▸ Written instruction
Scan the entries below. List each line with "January".

▸ Figure content listings
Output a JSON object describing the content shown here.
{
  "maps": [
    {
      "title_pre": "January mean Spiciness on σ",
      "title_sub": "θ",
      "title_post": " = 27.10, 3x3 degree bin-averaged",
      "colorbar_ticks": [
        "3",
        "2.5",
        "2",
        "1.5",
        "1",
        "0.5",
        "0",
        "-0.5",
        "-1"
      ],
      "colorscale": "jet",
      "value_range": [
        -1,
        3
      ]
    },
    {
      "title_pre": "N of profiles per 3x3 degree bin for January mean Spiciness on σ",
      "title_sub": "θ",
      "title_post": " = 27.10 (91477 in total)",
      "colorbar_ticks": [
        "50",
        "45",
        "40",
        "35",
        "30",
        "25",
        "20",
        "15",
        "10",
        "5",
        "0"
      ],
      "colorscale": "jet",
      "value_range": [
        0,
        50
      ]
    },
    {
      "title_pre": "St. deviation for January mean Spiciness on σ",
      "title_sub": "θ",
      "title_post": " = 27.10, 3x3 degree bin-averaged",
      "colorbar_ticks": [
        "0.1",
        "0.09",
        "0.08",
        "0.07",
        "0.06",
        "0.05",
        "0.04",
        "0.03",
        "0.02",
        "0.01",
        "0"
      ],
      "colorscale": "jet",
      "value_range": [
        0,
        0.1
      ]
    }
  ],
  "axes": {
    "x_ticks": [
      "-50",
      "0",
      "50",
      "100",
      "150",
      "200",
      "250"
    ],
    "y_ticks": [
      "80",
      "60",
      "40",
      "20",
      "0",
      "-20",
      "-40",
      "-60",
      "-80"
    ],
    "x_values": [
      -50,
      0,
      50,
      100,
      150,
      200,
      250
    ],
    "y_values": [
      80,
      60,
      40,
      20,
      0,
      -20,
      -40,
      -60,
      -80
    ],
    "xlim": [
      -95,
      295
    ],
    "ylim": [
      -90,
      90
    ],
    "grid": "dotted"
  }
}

▸ Solved problem
      "title_pre": "January mean Spiciness on σ",
      "title_pre": "N of profiles per 3x3 degree bin for January mean Spiciness on σ",
      "title_pre": "St. deviation for January mean Spiciness on σ",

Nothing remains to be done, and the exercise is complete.